*Stated exercise*
Show all lines holding the string "ylabel".

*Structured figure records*

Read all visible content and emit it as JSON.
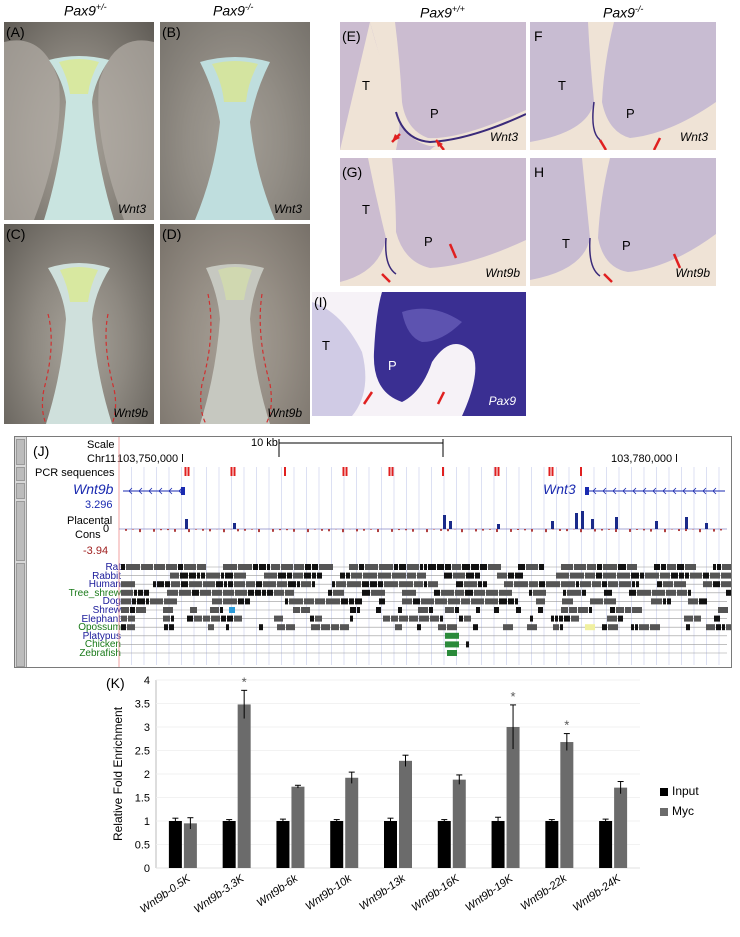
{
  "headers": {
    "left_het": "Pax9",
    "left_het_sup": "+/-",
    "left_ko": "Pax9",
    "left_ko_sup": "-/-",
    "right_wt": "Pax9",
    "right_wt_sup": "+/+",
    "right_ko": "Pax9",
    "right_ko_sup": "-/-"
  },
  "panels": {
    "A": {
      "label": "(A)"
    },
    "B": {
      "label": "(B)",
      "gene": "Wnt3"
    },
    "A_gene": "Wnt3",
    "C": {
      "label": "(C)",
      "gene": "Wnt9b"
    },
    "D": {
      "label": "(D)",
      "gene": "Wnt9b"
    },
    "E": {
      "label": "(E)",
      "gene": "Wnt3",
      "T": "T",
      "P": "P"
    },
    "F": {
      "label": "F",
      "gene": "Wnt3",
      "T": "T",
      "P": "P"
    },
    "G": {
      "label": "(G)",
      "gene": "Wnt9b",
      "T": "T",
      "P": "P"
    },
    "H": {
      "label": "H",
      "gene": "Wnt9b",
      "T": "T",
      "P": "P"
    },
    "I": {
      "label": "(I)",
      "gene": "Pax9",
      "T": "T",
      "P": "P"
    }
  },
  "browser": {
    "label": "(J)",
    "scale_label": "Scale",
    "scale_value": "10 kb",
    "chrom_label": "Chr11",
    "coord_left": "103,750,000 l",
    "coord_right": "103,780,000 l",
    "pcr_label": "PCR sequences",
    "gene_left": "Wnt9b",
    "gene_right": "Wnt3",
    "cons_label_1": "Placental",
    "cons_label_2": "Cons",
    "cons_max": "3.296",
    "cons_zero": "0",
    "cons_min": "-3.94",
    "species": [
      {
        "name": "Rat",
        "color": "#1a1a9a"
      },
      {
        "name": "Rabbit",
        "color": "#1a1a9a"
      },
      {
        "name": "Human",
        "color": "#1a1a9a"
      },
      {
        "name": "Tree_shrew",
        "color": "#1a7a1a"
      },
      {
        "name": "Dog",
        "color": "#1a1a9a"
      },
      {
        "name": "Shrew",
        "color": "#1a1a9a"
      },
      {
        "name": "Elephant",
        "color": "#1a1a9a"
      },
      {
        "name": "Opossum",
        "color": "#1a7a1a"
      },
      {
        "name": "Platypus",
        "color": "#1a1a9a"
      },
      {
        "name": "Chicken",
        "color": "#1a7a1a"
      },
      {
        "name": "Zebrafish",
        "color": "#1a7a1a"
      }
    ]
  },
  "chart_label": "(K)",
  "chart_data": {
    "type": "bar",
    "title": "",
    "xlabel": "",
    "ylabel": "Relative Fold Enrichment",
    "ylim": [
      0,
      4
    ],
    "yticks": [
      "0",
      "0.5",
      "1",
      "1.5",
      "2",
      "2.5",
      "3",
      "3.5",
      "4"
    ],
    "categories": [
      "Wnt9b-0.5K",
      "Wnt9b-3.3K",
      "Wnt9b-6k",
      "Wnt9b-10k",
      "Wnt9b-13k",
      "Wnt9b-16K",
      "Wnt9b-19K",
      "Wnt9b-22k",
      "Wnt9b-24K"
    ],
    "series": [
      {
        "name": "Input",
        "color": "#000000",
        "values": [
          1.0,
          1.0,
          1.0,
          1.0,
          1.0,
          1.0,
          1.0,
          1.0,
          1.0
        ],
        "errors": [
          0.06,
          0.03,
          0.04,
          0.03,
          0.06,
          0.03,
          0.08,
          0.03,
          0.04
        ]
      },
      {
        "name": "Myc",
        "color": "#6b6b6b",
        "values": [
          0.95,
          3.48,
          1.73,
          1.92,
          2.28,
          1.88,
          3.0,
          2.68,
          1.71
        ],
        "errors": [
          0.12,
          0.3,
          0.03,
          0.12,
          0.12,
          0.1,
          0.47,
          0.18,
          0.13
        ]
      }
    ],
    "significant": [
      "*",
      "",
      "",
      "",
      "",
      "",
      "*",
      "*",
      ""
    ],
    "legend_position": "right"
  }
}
...
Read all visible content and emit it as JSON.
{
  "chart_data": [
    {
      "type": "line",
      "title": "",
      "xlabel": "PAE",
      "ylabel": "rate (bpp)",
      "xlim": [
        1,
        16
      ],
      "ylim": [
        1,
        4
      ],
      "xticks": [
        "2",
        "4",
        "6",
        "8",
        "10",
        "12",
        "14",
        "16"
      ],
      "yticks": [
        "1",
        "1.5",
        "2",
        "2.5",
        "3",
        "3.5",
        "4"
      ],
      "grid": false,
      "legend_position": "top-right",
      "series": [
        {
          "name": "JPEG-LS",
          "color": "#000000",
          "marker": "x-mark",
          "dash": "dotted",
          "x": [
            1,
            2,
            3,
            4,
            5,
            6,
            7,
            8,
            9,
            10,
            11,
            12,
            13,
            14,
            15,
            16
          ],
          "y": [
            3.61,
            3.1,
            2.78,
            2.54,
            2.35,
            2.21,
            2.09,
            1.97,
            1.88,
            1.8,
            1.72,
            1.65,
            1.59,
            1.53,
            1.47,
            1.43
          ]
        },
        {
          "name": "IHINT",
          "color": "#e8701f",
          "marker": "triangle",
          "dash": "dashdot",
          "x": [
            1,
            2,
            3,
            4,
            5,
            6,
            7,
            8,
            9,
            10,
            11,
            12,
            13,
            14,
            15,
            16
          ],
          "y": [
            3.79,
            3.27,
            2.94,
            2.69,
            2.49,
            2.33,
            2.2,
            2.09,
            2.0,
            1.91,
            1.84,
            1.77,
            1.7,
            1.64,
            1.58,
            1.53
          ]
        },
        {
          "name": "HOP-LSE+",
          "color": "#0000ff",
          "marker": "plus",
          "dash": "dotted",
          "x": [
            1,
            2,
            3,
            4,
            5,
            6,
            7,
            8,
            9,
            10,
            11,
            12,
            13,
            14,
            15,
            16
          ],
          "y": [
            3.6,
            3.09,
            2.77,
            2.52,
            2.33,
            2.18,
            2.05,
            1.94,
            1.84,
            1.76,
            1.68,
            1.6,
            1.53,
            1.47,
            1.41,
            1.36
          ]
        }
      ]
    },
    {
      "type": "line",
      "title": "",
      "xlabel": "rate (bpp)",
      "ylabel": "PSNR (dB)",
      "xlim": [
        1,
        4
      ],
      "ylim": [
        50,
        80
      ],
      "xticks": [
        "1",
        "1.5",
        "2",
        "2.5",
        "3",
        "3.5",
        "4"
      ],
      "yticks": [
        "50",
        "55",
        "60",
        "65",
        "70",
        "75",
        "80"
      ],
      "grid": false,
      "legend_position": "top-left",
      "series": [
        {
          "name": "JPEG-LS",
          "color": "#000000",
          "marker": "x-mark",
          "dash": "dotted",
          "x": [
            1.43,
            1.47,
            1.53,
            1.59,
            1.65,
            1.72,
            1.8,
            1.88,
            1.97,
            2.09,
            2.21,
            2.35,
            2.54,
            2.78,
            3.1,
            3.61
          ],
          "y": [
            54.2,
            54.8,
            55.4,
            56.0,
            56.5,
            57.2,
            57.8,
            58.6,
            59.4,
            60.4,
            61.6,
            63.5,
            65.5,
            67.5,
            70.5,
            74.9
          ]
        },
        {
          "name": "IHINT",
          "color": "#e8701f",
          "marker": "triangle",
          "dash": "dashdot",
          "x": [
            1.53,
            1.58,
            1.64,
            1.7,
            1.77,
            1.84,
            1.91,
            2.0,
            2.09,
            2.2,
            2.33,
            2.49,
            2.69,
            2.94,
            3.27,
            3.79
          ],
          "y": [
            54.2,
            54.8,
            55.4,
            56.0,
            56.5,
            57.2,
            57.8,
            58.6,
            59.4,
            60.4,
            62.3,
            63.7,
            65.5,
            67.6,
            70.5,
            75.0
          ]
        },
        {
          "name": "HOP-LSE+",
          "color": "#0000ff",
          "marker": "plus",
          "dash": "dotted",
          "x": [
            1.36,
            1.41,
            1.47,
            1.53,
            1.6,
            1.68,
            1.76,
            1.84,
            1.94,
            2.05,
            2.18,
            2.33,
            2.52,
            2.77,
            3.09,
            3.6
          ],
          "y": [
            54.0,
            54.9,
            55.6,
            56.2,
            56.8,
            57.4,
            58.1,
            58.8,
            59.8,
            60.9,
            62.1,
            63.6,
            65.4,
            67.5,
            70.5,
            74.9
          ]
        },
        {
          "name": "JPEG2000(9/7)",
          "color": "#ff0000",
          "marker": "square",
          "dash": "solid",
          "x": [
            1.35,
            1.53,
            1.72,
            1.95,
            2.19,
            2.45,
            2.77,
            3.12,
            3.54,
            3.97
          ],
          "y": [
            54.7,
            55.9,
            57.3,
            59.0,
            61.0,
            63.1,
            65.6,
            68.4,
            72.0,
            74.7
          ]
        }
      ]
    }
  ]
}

*The output*
    "ylabel": "Relative Fold Enrichment",
      "ylabel": "rate (bpp)",
      "ylabel": "PSNR (dB)",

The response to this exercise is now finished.